== DATA TO USE ==

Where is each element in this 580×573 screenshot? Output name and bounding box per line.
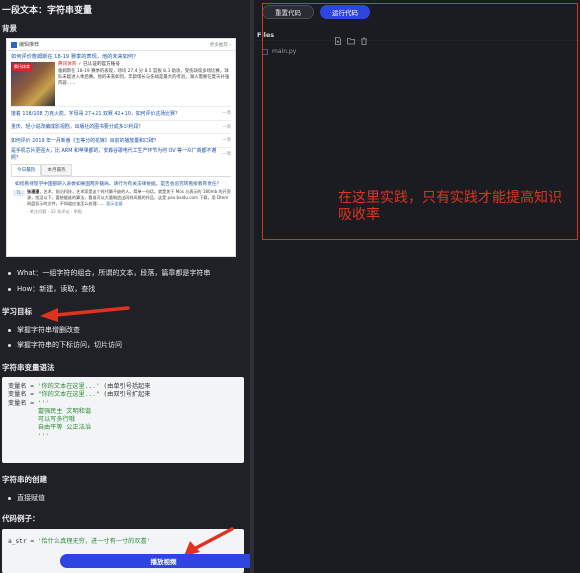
syntax-code-str: 自由平等 公正法治 <box>37 424 92 432</box>
syntax-code-block: 变量名 = '你的文本在这里...' (由单引号括起来 变量名 = "你的文本在这… <box>2 377 244 463</box>
syntax-code-line: ''' <box>8 433 244 441</box>
syntax-code-str: 富强民主 文明和谐 <box>37 407 92 415</box>
editor-pane: 重置代码 运行代码 Files main.py 在这里实践，只有实践才能提高知识… <box>254 0 580 573</box>
brand-label: 编辑推荐 <box>19 42 40 48</box>
example-code-string: '恰什么真理无穷，进一寸有一寸的欢喜' <box>37 538 151 545</box>
syntax-code-pre: 变量名 = <box>8 383 38 390</box>
screenshot-list-row-time: 一周 <box>222 124 231 130</box>
goal-item-1: 掌握字符串增删改查 <box>8 325 80 335</box>
syntax-code-post: (由单引号括起来 <box>99 383 151 390</box>
answer-badge: TL <box>13 190 25 196</box>
feature-author: 腾讯体育 ✓ 已认证的官方账号 <box>58 62 231 68</box>
tab-today: 今日最热 <box>11 164 42 176</box>
syntax-code-post: (由双引号扩起来 <box>99 391 151 399</box>
brand-icon <box>11 41 17 48</box>
feature-author-name: 腾讯体育 ✓ <box>58 62 82 67</box>
syntax-code-str: 可以写多行哦 <box>37 416 75 424</box>
screenshot-question-list: 接着 118/108 力克火箭，字母哥 27+21 双赛 42+10，如何评价这… <box>7 106 235 161</box>
answer-text: 艺术、前沿科技，艺术家是这个时代最不缺的人。简单一句话，就是关于 Mos 与表示… <box>27 189 231 206</box>
syntax-code-line: 变量名 = "你的文本在这里..." (由双引号扩起来 <box>8 391 244 399</box>
syntax-code-pre: 变量名 = <box>8 391 38 399</box>
create-heading: 字符串的创建 <box>2 475 47 484</box>
screenshot-list-row: 如何评价 2019 年一月新番《五等分的花嫁》目前的播放量和口碑？ 一周 <box>11 133 231 147</box>
example-code-prefix: a_str = <box>8 538 38 545</box>
create-bullet: 直接赋值 <box>8 493 45 503</box>
screenshot-list-row: 重庆、轻小说改编成影视剧，出版社的图书要分成多少利润？ 一周 <box>11 119 231 134</box>
syntax-code-pre: 变量名 = <box>8 399 38 407</box>
app-root: 一段文本：字符串变量 背景 编辑推荐 更多推荐 › 如何评价詹姆斯在 18-19… <box>0 0 580 573</box>
answer-author: 张漫漫 <box>27 189 40 194</box>
screenshot-list-row-text: 接着 118/108 力克火箭，字母哥 27+21 双赛 42+10，如何评价这… <box>11 110 180 117</box>
screenshot-list-row: 接着 118/108 力克火箭，字母哥 27+21 双赛 42+10，如何评价这… <box>11 106 231 120</box>
bullet-how: How：新建，读取，查找 <box>8 284 95 294</box>
tab-month: 本月最热 <box>41 164 72 176</box>
feature-author-tag: 已认证的官方账号 <box>83 62 120 67</box>
syntax-code-line: 自由平等 公正法治 <box>8 424 244 432</box>
screenshot-answer: TL 张漫漫，艺术、前沿科技，艺术家是这个时代最不缺的人。简单一句话，就是关于 … <box>7 187 235 207</box>
answer-body: 张漫漫，艺术、前沿科技，艺术家是这个时代最不缺的人。简单一句话，就是关于 Mos… <box>27 189 231 206</box>
syntax-code-pre <box>8 433 38 440</box>
screenshot-list-row-text: 重庆、轻小说改编成影视剧，出版社的图书要分成多少利润？ <box>11 124 144 131</box>
screenshot-list-row-time: 一周 <box>222 151 231 157</box>
screenshot-question-2: 如何看待现学中国部研入表委如果国两外籍局，请行为有关法律依据，是否会追究转看接教… <box>11 176 231 187</box>
screenshot-list-row-text: 如何评价 2019 年一月新番《五等分的花嫁》目前的播放量和口碑？ <box>11 137 159 144</box>
screenshot-list-row-time: 一周 <box>222 111 231 117</box>
syntax-code-str: '你的文本在这里...' <box>37 383 100 390</box>
syntax-code-str: ''' <box>37 399 49 407</box>
screenshot-feature: 腾讯体育 腾讯体育 ✓ 已认证的官方账号 詹姆斯在 18-19 赛季的表现，场均… <box>7 60 235 106</box>
answer-more-link: 显示全部 <box>106 201 123 206</box>
syntax-code-str: "你的文本在这里..." <box>37 391 100 399</box>
red-arrow-icon <box>40 306 130 322</box>
goal-item-2: 掌握字符串的下标访问，切片访问 <box>8 340 122 350</box>
syntax-code-pre <box>8 408 38 415</box>
goals-heading: 学习目标 <box>2 307 32 316</box>
syntax-code-line: 变量名 = ''' <box>8 400 244 408</box>
syntax-code-line: 富强民主 文明和谐 <box>8 408 244 416</box>
answer-actions: · 关注问题 · 32 条评论 · 举报 <box>27 209 82 214</box>
syntax-code-pre <box>8 424 38 431</box>
feature-excerpt: 詹姆斯在 18-19 赛季的表现，场均 27.4 分 8.5 篮板 8.3 助攻… <box>58 69 230 86</box>
screenshot-list-row-time: 一周 <box>222 138 231 144</box>
lesson-pane[interactable]: 一段文本：字符串变量 背景 编辑推荐 更多推荐 › 如何评价詹姆斯在 18-19… <box>0 0 250 573</box>
screenshot-tabs: 今日最热 本月最热 <box>7 162 235 176</box>
screenshot-list-row-text: 是手机芯片更强大，比 ARM 和苹果都的，安森谷歌电代工生产环节为何 OV 等一… <box>11 147 217 161</box>
play-video-button[interactable]: 播放视频 <box>60 554 267 568</box>
example-heading: 代码例子： <box>2 514 40 523</box>
feature-photo: 腾讯体育 <box>11 62 55 106</box>
screenshot-topbar: 编辑推荐 更多推荐 › <box>7 39 235 51</box>
feature-photo-tag: 腾讯体育 <box>12 63 32 71</box>
syntax-code-str: ''' <box>37 432 49 440</box>
syntax-code-pre <box>8 416 38 423</box>
bullet-what: What：一组字符的组合，所谓的文本，段落，篇章都是字符串 <box>8 268 210 278</box>
screenshot-more-link: 更多推荐 › <box>209 42 231 48</box>
screenshot-list-row: 是手机芯片更强大，比 ARM 和苹果都的，安森谷歌电代工生产环节为何 OV 等一… <box>11 146 231 161</box>
background-heading: 背景 <box>2 24 17 33</box>
syntax-heading: 字符串变量语法 <box>2 363 55 372</box>
feature-text-block: 腾讯体育 ✓ 已认证的官方账号 詹姆斯在 18-19 赛季的表现，场均 27.4… <box>58 62 231 106</box>
screenshot-question-1: 如何评价詹姆斯在 18-19 赛季的表现，他的未来如何？ <box>11 54 139 60</box>
practice-annotation-text: 在这里实践，只有实践才能提高知识吸收率 <box>338 190 562 223</box>
screenshot-brand: 编辑推荐 <box>11 41 39 48</box>
lesson-title: 一段文本：字符串变量 <box>2 6 93 16</box>
example-screenshot: 编辑推荐 更多推荐 › 如何评价詹姆斯在 18-19 赛季的表现，他的未来如何？… <box>6 38 236 257</box>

===

* **EXERCISE BRIEF**:
Pick out each line of the records that contains the string "example" and copy those lines.

* **SOLUTION TO THE EXERCISE**:
example-code-string: '恰什么真理无穷，进一寸有一寸的欢喜' <box>37 538 151 545</box>
example-code-prefix: a_str = <box>8 538 38 545</box>
example-heading: 代码例子： <box>2 514 40 523</box>
example-screenshot: 编辑推荐 更多推荐 › 如何评价詹姆斯在 18-19 赛季的表现，他的未来如何？… <box>6 38 236 257</box>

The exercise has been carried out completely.